Items from a dataset —
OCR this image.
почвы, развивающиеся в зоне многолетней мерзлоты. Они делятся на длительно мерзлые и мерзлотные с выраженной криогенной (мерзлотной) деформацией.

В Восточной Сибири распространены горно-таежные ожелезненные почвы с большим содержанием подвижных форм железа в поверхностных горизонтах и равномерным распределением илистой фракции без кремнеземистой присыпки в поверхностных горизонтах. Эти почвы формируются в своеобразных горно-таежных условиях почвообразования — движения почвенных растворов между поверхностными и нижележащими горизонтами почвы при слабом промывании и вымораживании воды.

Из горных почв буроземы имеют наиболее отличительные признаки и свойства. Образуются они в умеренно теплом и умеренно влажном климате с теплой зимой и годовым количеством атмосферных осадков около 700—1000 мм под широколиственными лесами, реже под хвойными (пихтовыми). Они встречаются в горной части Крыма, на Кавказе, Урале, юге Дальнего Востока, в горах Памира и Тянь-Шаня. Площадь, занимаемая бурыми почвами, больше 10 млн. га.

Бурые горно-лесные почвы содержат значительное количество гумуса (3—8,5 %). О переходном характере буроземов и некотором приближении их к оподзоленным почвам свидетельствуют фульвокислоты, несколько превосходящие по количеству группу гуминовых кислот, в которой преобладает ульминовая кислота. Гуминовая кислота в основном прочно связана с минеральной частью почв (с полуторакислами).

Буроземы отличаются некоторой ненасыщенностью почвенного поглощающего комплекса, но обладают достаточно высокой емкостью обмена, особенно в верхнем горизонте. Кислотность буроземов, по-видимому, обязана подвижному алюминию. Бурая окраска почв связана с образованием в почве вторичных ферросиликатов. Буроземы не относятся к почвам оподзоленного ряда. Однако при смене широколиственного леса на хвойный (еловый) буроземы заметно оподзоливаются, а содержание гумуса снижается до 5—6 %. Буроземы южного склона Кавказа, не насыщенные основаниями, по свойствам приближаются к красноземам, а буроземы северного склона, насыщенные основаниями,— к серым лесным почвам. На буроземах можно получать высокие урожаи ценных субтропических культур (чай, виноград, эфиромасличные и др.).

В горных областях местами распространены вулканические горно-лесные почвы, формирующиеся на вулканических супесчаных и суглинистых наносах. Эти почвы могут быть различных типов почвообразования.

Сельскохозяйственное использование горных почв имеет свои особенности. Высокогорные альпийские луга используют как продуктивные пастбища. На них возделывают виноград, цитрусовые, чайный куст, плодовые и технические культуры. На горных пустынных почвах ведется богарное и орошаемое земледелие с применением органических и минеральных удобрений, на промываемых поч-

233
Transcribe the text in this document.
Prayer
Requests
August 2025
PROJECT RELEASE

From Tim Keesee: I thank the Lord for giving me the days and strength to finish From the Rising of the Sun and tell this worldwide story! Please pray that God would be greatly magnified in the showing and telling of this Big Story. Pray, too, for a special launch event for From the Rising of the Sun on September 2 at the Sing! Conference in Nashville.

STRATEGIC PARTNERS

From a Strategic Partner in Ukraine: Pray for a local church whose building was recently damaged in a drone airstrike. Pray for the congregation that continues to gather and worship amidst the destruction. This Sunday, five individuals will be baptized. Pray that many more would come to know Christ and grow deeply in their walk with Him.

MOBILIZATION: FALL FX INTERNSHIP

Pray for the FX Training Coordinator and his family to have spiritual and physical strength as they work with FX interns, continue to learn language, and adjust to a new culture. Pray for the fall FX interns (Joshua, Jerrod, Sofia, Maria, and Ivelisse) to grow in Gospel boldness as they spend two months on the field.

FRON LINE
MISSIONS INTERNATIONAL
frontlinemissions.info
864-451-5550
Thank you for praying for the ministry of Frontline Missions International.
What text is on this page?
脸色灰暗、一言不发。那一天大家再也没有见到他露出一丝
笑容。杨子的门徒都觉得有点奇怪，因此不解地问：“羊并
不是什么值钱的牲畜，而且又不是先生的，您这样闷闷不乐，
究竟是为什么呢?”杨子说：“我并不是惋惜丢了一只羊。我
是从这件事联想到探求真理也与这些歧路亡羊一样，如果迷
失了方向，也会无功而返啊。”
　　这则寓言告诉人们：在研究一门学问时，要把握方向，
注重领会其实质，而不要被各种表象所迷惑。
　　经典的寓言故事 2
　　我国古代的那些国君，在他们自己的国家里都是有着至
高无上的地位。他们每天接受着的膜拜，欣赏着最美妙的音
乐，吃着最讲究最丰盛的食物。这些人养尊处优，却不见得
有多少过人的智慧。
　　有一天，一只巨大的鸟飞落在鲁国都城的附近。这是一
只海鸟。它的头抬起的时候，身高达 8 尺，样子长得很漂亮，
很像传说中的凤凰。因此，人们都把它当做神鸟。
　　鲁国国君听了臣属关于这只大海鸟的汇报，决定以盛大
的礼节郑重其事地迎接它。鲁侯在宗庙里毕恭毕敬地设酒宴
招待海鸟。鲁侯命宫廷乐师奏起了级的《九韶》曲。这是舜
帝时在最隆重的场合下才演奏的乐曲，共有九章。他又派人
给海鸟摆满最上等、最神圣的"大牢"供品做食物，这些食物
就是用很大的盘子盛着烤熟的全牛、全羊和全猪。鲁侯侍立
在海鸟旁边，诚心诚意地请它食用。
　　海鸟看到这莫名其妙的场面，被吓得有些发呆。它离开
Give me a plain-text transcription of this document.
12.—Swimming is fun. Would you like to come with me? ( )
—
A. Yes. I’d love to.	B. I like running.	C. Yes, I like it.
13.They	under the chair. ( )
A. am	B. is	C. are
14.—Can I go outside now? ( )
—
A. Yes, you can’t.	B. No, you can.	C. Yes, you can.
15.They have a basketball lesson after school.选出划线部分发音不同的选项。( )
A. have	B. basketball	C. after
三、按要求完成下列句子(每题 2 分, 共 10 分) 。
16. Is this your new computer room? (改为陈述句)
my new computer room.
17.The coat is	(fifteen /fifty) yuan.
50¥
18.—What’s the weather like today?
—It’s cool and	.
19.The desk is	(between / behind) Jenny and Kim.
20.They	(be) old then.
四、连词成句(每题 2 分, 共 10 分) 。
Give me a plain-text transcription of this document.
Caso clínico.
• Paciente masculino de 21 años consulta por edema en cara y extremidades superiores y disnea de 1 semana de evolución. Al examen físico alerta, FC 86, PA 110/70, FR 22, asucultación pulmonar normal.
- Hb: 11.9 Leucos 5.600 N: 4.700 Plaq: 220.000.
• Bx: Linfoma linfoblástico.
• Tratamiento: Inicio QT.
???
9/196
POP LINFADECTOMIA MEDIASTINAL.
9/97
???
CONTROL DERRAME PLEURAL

What to produce —
Show each line in the entries that holds the string "computer".

Reply to the task —
16. Is this your new computer room? (改为陈述句)
my new computer room.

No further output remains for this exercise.